::: Working data :::
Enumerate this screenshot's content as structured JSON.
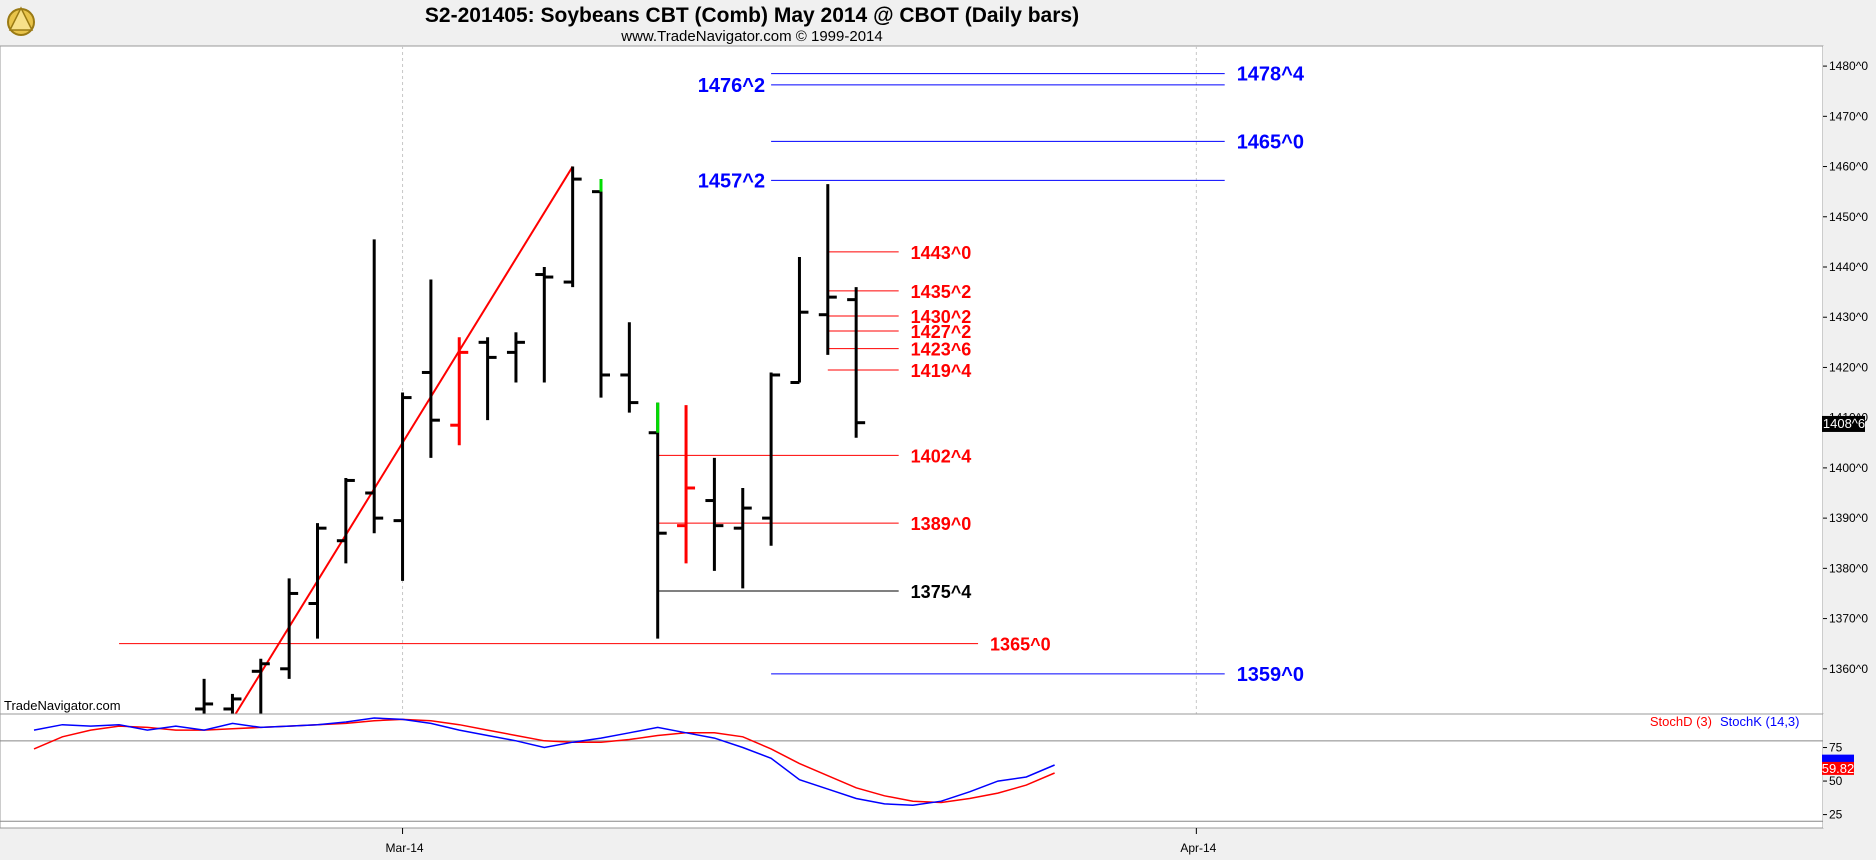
{
  "header": {
    "title": "S2-201405:  Soybeans CBT (Comb) May 2014 @ CBOT  (Daily bars)",
    "subtitle": "www.TradeNavigator.com © 1999-2014",
    "watermark": "TradeNavigator.com"
  },
  "chart_data": {
    "type": "ohlc",
    "y_range": [
      1351,
      1484
    ],
    "y_ticks": [
      {
        "v": 1360,
        "label": "1360^0"
      },
      {
        "v": 1370,
        "label": "1370^0"
      },
      {
        "v": 1380,
        "label": "1380^0"
      },
      {
        "v": 1390,
        "label": "1390^0"
      },
      {
        "v": 1400,
        "label": "1400^0"
      },
      {
        "v": 1410,
        "label": "1410^0"
      },
      {
        "v": 1420,
        "label": "1420^0"
      },
      {
        "v": 1430,
        "label": "1430^0"
      },
      {
        "v": 1440,
        "label": "1440^0"
      },
      {
        "v": 1450,
        "label": "1450^0"
      },
      {
        "v": 1460,
        "label": "1460^0"
      },
      {
        "v": 1470,
        "label": "1470^0"
      },
      {
        "v": 1480,
        "label": "1480^0"
      }
    ],
    "x_labels": [
      {
        "i": 13,
        "label": "Mar-14"
      },
      {
        "i": 41,
        "label": "Apr-14"
      }
    ],
    "bars": [
      {
        "i": 6,
        "o": 1352,
        "h": 1358,
        "l": 1351,
        "c": 1353,
        "color": "#000000"
      },
      {
        "i": 7,
        "o": 1352,
        "h": 1355,
        "l": 1351,
        "c": 1354,
        "color": "#000000"
      },
      {
        "i": 8,
        "o": 1359.5,
        "h": 1362,
        "l": 1351,
        "c": 1361,
        "color": "#000000"
      },
      {
        "i": 9,
        "o": 1360,
        "h": 1378,
        "l": 1358,
        "c": 1375,
        "color": "#000000"
      },
      {
        "i": 10,
        "o": 1373,
        "h": 1389,
        "l": 1366,
        "c": 1388,
        "color": "#000000"
      },
      {
        "i": 11,
        "o": 1385.5,
        "h": 1398,
        "l": 1381,
        "c": 1397.5,
        "color": "#000000"
      },
      {
        "i": 12,
        "o": 1395,
        "h": 1445.5,
        "l": 1387,
        "c": 1390,
        "color": "#000000"
      },
      {
        "i": 13,
        "o": 1389.5,
        "h": 1415,
        "l": 1377.5,
        "c": 1414,
        "color": "#000000"
      },
      {
        "i": 14,
        "o": 1419,
        "h": 1437.5,
        "l": 1402,
        "c": 1409.5,
        "color": "#000000"
      },
      {
        "i": 15,
        "o": 1408.5,
        "h": 1426,
        "l": 1404.5,
        "c": 1423,
        "color": "#ff0000"
      },
      {
        "i": 16,
        "o": 1425,
        "h": 1426,
        "l": 1409.5,
        "c": 1422,
        "color": "#000000"
      },
      {
        "i": 17,
        "o": 1423,
        "h": 1427,
        "l": 1417,
        "c": 1425,
        "color": "#000000"
      },
      {
        "i": 18,
        "o": 1438.5,
        "h": 1440,
        "l": 1417,
        "c": 1438,
        "color": "#000000"
      },
      {
        "i": 19,
        "o": 1437,
        "h": 1460,
        "l": 1436,
        "c": 1457.5,
        "color": "#000000"
      },
      {
        "i": 20,
        "o": 1455,
        "h": 1457.5,
        "l": 1414,
        "c": 1418.5,
        "color": "#000000"
      },
      {
        "i": 21,
        "o": 1418.5,
        "h": 1429,
        "l": 1411,
        "c": 1413,
        "color": "#000000"
      },
      {
        "i": 22,
        "o": 1407,
        "h": 1413,
        "l": 1366,
        "c": 1387,
        "color": "#000000"
      },
      {
        "i": 23,
        "o": 1388.5,
        "h": 1412.5,
        "l": 1381,
        "c": 1396,
        "color": "#ff0000"
      },
      {
        "i": 24,
        "o": 1393.5,
        "h": 1402,
        "l": 1379.5,
        "c": 1388.5,
        "color": "#000000"
      },
      {
        "i": 25,
        "o": 1388,
        "h": 1396,
        "l": 1376,
        "c": 1392,
        "color": "#000000"
      },
      {
        "i": 26,
        "o": 1390,
        "h": 1419,
        "l": 1384.5,
        "c": 1418.5,
        "color": "#000000"
      },
      {
        "i": 27,
        "o": 1417,
        "h": 1442,
        "l": 1417,
        "c": 1431,
        "color": "#000000"
      },
      {
        "i": 28,
        "o": 1430.5,
        "h": 1456.5,
        "l": 1422.5,
        "c": 1434,
        "color": "#000000"
      },
      {
        "i": 29,
        "o": 1433.5,
        "h": 1436,
        "l": 1406,
        "c": 1409,
        "color": "#000000"
      }
    ],
    "green_ticks": [
      {
        "i": 20,
        "from": 1455,
        "to": 1457.5
      },
      {
        "i": 22,
        "from": 1407,
        "to": 1413
      }
    ],
    "trendline": {
      "from": {
        "i": 7,
        "v": 1350
      },
      "to": {
        "i": 19,
        "v": 1460
      },
      "color": "#ff0000"
    },
    "levels": [
      {
        "label": "1478^4",
        "price": 1478.5,
        "color": "#0000ff",
        "i_from": 26,
        "i_to": 42,
        "label_side": "right",
        "size": "big"
      },
      {
        "label": "1476^2",
        "price": 1476.25,
        "color": "#0000ff",
        "i_from": 26,
        "i_to": 42,
        "label_side": "left",
        "size": "big"
      },
      {
        "label": "1465^0",
        "price": 1465,
        "color": "#0000ff",
        "i_from": 26,
        "i_to": 42,
        "label_side": "right",
        "size": "big"
      },
      {
        "label": "1457^2",
        "price": 1457.25,
        "color": "#0000ff",
        "i_from": 26,
        "i_to": 42,
        "label_side": "left",
        "size": "big"
      },
      {
        "label": "1443^0",
        "price": 1443,
        "color": "#ff0000",
        "i_from": 28,
        "i_to": 30.5,
        "label_side": "right",
        "size": "normal"
      },
      {
        "label": "1435^2",
        "price": 1435.25,
        "color": "#ff0000",
        "i_from": 28,
        "i_to": 30.5,
        "label_side": "right",
        "size": "normal"
      },
      {
        "label": "1430^2",
        "price": 1430.25,
        "color": "#ff0000",
        "i_from": 28,
        "i_to": 30.5,
        "label_side": "right",
        "size": "normal"
      },
      {
        "label": "1427^2",
        "price": 1427.25,
        "color": "#ff0000",
        "i_from": 28,
        "i_to": 30.5,
        "label_side": "right",
        "size": "normal"
      },
      {
        "label": "1423^6",
        "price": 1423.75,
        "color": "#ff0000",
        "i_from": 28,
        "i_to": 30.5,
        "label_side": "right",
        "size": "normal"
      },
      {
        "label": "1419^4",
        "price": 1419.5,
        "color": "#ff0000",
        "i_from": 28,
        "i_to": 30.5,
        "label_side": "right",
        "size": "normal"
      },
      {
        "label": "1402^4",
        "price": 1402.5,
        "color": "#ff0000",
        "i_from": 22,
        "i_to": 30.5,
        "label_side": "right",
        "size": "normal"
      },
      {
        "label": "1389^0",
        "price": 1389,
        "color": "#ff0000",
        "i_from": 22,
        "i_to": 30.5,
        "label_side": "right",
        "size": "normal"
      },
      {
        "label": "1375^4",
        "price": 1375.5,
        "color": "#000000",
        "i_from": 22,
        "i_to": 30.5,
        "label_side": "right",
        "size": "normal"
      },
      {
        "label": "1365^0",
        "price": 1365,
        "color": "#ff0000",
        "i_from": 3,
        "i_to": 33.3,
        "label_side": "right",
        "size": "normal"
      },
      {
        "label": "1359^0",
        "price": 1359,
        "color": "#0000ff",
        "i_from": 26,
        "i_to": 42,
        "label_side": "right",
        "size": "big"
      }
    ],
    "last_price": {
      "label": "1408^6",
      "price": 1408.75
    },
    "stochastic": {
      "y_range": [
        15,
        100
      ],
      "ticks": [
        {
          "v": 25,
          "label": "25"
        },
        {
          "v": 50,
          "label": "50"
        },
        {
          "v": 75,
          "label": "75"
        }
      ],
      "overbought": 80,
      "oversold": 20,
      "k_label": "StochK (14,3)",
      "d_label": "StochD (3)",
      "k_color": "#0000ff",
      "d_color": "#ff0000",
      "k_value_label": "",
      "d_value_label": "59.82",
      "k_last": 63,
      "d_last": 59.82,
      "k": [
        [
          0,
          88
        ],
        [
          1,
          92
        ],
        [
          2,
          91
        ],
        [
          3,
          92
        ],
        [
          4,
          88
        ],
        [
          5,
          91
        ],
        [
          6,
          88
        ],
        [
          7,
          93
        ],
        [
          8,
          90
        ],
        [
          9,
          91
        ],
        [
          10,
          92
        ],
        [
          11,
          94
        ],
        [
          12,
          97
        ],
        [
          13,
          96
        ],
        [
          14,
          93
        ],
        [
          15,
          88
        ],
        [
          16,
          84
        ],
        [
          17,
          80
        ],
        [
          18,
          75
        ],
        [
          19,
          79
        ],
        [
          20,
          82
        ],
        [
          21,
          86
        ],
        [
          22,
          90
        ],
        [
          23,
          86
        ],
        [
          24,
          82
        ],
        [
          25,
          75
        ],
        [
          26,
          67
        ],
        [
          27,
          51
        ],
        [
          28,
          44
        ],
        [
          29,
          37
        ],
        [
          30,
          33
        ],
        [
          31,
          32
        ],
        [
          32,
          35
        ],
        [
          33,
          42
        ],
        [
          34,
          50
        ],
        [
          35,
          53
        ],
        [
          36,
          62
        ]
      ],
      "d": [
        [
          0,
          74
        ],
        [
          1,
          83
        ],
        [
          2,
          88
        ],
        [
          3,
          91
        ],
        [
          4,
          90
        ],
        [
          5,
          88
        ],
        [
          6,
          88
        ],
        [
          7,
          89
        ],
        [
          8,
          90
        ],
        [
          9,
          91
        ],
        [
          10,
          92
        ],
        [
          11,
          93
        ],
        [
          12,
          95
        ],
        [
          13,
          96
        ],
        [
          14,
          95
        ],
        [
          15,
          92
        ],
        [
          16,
          88
        ],
        [
          17,
          84
        ],
        [
          18,
          80
        ],
        [
          19,
          79
        ],
        [
          20,
          79
        ],
        [
          21,
          81
        ],
        [
          22,
          84
        ],
        [
          23,
          86
        ],
        [
          24,
          86
        ],
        [
          25,
          83
        ],
        [
          26,
          74
        ],
        [
          27,
          63
        ],
        [
          28,
          54
        ],
        [
          29,
          45
        ],
        [
          30,
          39
        ],
        [
          31,
          35
        ],
        [
          32,
          34
        ],
        [
          33,
          37
        ],
        [
          34,
          41
        ],
        [
          35,
          47
        ],
        [
          36,
          56
        ]
      ]
    }
  }
}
:::
Copy every line in the entries above that has the string "bars" in it.

• **Full output**
    "title": "S2-201405:  Soybeans CBT (Comb) May 2014 @ CBOT  (Daily bars)",
    "bars": [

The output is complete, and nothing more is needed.